---- Records shown

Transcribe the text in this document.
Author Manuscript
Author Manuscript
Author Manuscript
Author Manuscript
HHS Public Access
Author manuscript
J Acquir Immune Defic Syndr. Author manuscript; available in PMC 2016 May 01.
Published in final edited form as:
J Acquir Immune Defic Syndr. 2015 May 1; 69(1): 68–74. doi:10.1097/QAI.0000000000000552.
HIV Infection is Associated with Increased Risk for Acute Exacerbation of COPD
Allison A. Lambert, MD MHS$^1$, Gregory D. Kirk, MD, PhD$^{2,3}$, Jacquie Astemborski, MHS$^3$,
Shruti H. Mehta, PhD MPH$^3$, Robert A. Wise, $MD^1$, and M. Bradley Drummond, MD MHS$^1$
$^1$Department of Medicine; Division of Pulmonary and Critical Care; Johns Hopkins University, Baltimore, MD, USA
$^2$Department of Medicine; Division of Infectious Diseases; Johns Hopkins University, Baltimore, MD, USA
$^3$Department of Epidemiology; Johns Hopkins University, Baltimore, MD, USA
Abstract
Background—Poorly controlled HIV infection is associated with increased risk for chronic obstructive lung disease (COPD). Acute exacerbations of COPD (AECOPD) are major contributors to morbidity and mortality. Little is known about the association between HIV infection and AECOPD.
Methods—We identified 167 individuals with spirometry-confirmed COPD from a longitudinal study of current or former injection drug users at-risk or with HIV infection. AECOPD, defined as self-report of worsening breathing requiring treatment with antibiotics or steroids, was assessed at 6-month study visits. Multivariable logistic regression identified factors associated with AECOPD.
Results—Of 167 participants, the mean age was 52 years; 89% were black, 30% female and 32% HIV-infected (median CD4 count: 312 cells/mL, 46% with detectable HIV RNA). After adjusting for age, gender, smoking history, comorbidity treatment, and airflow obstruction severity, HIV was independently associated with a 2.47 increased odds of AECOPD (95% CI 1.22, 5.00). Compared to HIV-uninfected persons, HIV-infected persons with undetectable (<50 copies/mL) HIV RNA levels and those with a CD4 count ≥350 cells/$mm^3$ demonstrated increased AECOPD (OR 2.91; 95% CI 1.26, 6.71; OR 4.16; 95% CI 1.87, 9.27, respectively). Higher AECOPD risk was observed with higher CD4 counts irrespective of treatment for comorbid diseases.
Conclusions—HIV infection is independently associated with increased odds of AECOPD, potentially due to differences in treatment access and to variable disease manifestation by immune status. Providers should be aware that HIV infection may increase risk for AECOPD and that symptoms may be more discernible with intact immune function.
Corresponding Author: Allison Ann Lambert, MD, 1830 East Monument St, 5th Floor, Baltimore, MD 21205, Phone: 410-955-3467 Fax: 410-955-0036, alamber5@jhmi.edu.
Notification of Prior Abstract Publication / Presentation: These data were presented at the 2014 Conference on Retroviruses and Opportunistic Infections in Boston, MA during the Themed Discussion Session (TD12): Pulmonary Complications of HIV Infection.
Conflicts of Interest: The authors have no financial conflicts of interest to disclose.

--------

Required action: Set down each line of the data precisely as it appears above.

Response:
Transcribe the text in this document.
Author Manuscript
Author Manuscript
Author Manuscript
Author Manuscript
HHS Public Access
Author manuscript
J Acquir Immune Defic Syndr. Author manuscript; available in PMC 2016 May 01.
Published in final edited form as:
J Acquir Immune Defic Syndr. 2015 May 1; 69(1): 68–74. doi:10.1097/QAI.0000000000000552.
HIV Infection is Associated with Increased Risk for Acute Exacerbation of COPD
Allison A. Lambert, MD MHS$^1$, Gregory D. Kirk, MD, PhD$^{2,3}$, Jacquie Astemborski, MHS$^3$,
Shruti H. Mehta, PhD MPH$^3$, Robert A. Wise, $MD^1$, and M. Bradley Drummond, MD MHS$^1$
$^1$Department of Medicine; Division of Pulmonary and Critical Care; Johns Hopkins University, Baltimore, MD, USA
$^2$Department of Medicine; Division of Infectious Diseases; Johns Hopkins University, Baltimore, MD, USA
$^3$Department of Epidemiology; Johns Hopkins University, Baltimore, MD, USA
Abstract
Background—Poorly controlled HIV infection is associated with increased risk for chronic obstructive lung disease (COPD). Acute exacerbations of COPD (AECOPD) are major contributors to morbidity and mortality. Little is known about the association between HIV infection and AECOPD.
Methods—We identified 167 individuals with spirometry-confirmed COPD from a longitudinal study of current or former injection drug users at-risk or with HIV infection. AECOPD, defined as self-report of worsening breathing requiring treatment with antibiotics or steroids, was assessed at 6-month study visits. Multivariable logistic regression identified factors associated with AECOPD.
Results—Of 167 participants, the mean age was 52 years; 89% were black, 30% female and 32% HIV-infected (median CD4 count: 312 cells/mL, 46% with detectable HIV RNA). After adjusting for age, gender, smoking history, comorbidity treatment, and airflow obstruction severity, HIV was independently associated with a 2.47 increased odds of AECOPD (95% CI 1.22, 5.00). Compared to HIV-uninfected persons, HIV-infected persons with undetectable (<50 copies/mL) HIV RNA levels and those with a CD4 count ≥350 cells/$mm^3$ demonstrated increased AECOPD (OR 2.91; 95% CI 1.26, 6.71; OR 4.16; 95% CI 1.87, 9.27, respectively). Higher AECOPD risk was observed with higher CD4 counts irrespective of treatment for comorbid diseases.
Conclusions—HIV infection is independently associated with increased odds of AECOPD, potentially due to differences in treatment access and to variable disease manifestation by immune status. Providers should be aware that HIV infection may increase risk for AECOPD and that symptoms may be more discernible with intact immune function.
Corresponding Author: Allison Ann Lambert, MD, 1830 East Monument St, 5th Floor, Baltimore, MD 21205, Phone: 410-955-3467 Fax: 410-955-0036, alamber5@jhmi.edu.
Notification of Prior Abstract Publication / Presentation: These data were presented at the 2014 Conference on Retroviruses and Opportunistic Infections in Boston, MA during the Themed Discussion Session (TD12): Pulmonary Complications of HIV Infection.
Conflicts of Interest: The authors have no financial conflicts of interest to disclose.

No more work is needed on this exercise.